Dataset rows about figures
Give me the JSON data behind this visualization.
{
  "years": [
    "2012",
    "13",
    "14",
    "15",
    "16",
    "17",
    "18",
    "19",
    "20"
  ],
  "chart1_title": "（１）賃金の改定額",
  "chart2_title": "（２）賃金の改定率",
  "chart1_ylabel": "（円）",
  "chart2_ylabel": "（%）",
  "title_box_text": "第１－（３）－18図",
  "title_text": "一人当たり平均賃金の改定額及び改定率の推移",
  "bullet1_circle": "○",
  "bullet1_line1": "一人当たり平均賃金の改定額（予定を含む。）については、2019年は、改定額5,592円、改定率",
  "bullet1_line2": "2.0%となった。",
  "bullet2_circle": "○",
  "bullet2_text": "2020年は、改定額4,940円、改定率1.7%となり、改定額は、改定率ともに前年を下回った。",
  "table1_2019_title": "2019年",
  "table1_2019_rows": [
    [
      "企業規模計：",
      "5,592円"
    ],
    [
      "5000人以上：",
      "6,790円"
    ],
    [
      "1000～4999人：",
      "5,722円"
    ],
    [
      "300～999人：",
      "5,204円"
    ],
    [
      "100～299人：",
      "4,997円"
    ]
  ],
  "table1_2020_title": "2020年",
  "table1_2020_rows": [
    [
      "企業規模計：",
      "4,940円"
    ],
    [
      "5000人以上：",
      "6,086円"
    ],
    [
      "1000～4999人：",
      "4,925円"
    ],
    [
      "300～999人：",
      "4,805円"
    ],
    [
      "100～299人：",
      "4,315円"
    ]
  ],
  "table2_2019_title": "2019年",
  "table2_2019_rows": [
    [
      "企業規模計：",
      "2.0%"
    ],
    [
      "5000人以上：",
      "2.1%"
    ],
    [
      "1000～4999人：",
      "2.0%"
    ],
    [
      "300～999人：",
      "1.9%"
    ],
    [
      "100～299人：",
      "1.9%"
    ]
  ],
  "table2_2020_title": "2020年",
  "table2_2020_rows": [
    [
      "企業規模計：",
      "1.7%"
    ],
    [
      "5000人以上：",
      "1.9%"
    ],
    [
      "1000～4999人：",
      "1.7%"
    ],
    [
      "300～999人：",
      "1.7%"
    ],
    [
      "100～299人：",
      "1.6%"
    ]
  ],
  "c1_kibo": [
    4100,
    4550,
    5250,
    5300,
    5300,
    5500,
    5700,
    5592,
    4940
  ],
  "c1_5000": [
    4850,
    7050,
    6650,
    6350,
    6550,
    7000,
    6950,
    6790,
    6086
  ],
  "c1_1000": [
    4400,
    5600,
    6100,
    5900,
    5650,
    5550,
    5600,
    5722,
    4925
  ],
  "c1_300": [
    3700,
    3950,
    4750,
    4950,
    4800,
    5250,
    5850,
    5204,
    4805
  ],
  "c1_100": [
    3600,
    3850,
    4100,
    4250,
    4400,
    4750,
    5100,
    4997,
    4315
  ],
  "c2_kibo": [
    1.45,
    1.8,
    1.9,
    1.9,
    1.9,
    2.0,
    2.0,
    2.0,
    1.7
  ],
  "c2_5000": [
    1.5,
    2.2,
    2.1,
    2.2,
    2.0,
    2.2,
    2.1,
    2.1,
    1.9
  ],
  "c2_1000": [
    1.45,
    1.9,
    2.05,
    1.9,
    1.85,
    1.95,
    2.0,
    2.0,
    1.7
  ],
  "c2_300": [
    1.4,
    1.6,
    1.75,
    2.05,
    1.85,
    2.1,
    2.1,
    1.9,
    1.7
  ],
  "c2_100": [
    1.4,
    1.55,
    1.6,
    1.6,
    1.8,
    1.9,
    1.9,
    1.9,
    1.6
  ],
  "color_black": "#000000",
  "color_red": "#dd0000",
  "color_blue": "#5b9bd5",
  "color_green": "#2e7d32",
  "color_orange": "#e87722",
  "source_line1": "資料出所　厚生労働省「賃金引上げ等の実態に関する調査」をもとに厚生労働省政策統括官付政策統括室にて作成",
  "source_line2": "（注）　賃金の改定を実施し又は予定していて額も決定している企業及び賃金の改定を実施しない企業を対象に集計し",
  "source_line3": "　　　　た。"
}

◆ TASK STATEMENT
All of the records must be repeated exactly.

◆ WRITTEN RESPONSE
Give me the JSON data behind this visualization.
{
  "years": [
    "2012",
    "13",
    "14",
    "15",
    "16",
    "17",
    "18",
    "19",
    "20"
  ],
  "chart1_title": "（１）賃金の改定額",
  "chart2_title": "（２）賃金の改定率",
  "chart1_ylabel": "（円）",
  "chart2_ylabel": "（%）",
  "title_box_text": "第１－（３）－18図",
  "title_text": "一人当たり平均賃金の改定額及び改定率の推移",
  "bullet1_circle": "○",
  "bullet1_line1": "一人当たり平均賃金の改定額（予定を含む。）については、2019年は、改定額5,592円、改定率",
  "bullet1_line2": "2.0%となった。",
  "bullet2_circle": "○",
  "bullet2_text": "2020年は、改定額4,940円、改定率1.7%となり、改定額は、改定率ともに前年を下回った。",
  "table1_2019_title": "2019年",
  "table1_2019_rows": [
    [
      "企業規模計：",
      "5,592円"
    ],
    [
      "5000人以上：",
      "6,790円"
    ],
    [
      "1000～4999人：",
      "5,722円"
    ],
    [
      "300～999人：",
      "5,204円"
    ],
    [
      "100～299人：",
      "4,997円"
    ]
  ],
  "table1_2020_title": "2020年",
  "table1_2020_rows": [
    [
      "企業規模計：",
      "4,940円"
    ],
    [
      "5000人以上：",
      "6,086円"
    ],
    [
      "1000～4999人：",
      "4,925円"
    ],
    [
      "300～999人：",
      "4,805円"
    ],
    [
      "100～299人：",
      "4,315円"
    ]
  ],
  "table2_2019_title": "2019年",
  "table2_2019_rows": [
    [
      "企業規模計：",
      "2.0%"
    ],
    [
      "5000人以上：",
      "2.1%"
    ],
    [
      "1000～4999人：",
      "2.0%"
    ],
    [
      "300～999人：",
      "1.9%"
    ],
    [
      "100～299人：",
      "1.9%"
    ]
  ],
  "table2_2020_title": "2020年",
  "table2_2020_rows": [
    [
      "企業規模計：",
      "1.7%"
    ],
    [
      "5000人以上：",
      "1.9%"
    ],
    [
      "1000～4999人：",
      "1.7%"
    ],
    [
      "300～999人：",
      "1.7%"
    ],
    [
      "100～299人：",
      "1.6%"
    ]
  ],
  "c1_kibo": [
    4100,
    4550,
    5250,
    5300,
    5300,
    5500,
    5700,
    5592,
    4940
  ],
  "c1_5000": [
    4850,
    7050,
    6650,
    6350,
    6550,
    7000,
    6950,
    6790,
    6086
  ],
  "c1_1000": [
    4400,
    5600,
    6100,
    5900,
    5650,
    5550,
    5600,
    5722,
    4925
  ],
  "c1_300": [
    3700,
    3950,
    4750,
    4950,
    4800,
    5250,
    5850,
    5204,
    4805
  ],
  "c1_100": [
    3600,
    3850,
    4100,
    4250,
    4400,
    4750,
    5100,
    4997,
    4315
  ],
  "c2_kibo": [
    1.45,
    1.8,
    1.9,
    1.9,
    1.9,
    2.0,
    2.0,
    2.0,
    1.7
  ],
  "c2_5000": [
    1.5,
    2.2,
    2.1,
    2.2,
    2.0,
    2.2,
    2.1,
    2.1,
    1.9
  ],
  "c2_1000": [
    1.45,
    1.9,
    2.05,
    1.9,
    1.85,
    1.95,
    2.0,
    2.0,
    1.7
  ],
  "c2_300": [
    1.4,
    1.6,
    1.75,
    2.05,
    1.85,
    2.1,
    2.1,
    1.9,
    1.7
  ],
  "c2_100": [
    1.4,
    1.55,
    1.6,
    1.6,
    1.8,
    1.9,
    1.9,
    1.9,
    1.6
  ],
  "color_black": "#000000",
  "color_red": "#dd0000",
  "color_blue": "#5b9bd5",
  "color_green": "#2e7d32",
  "color_orange": "#e87722",
  "source_line1": "資料出所　厚生労働省「賃金引上げ等の実態に関する調査」をもとに厚生労働省政策統括官付政策統括室にて作成",
  "source_line2": "（注）　賃金の改定を実施し又は予定していて額も決定している企業及び賃金の改定を実施しない企業を対象に集計し",
  "source_line3": "　　　　た。"
}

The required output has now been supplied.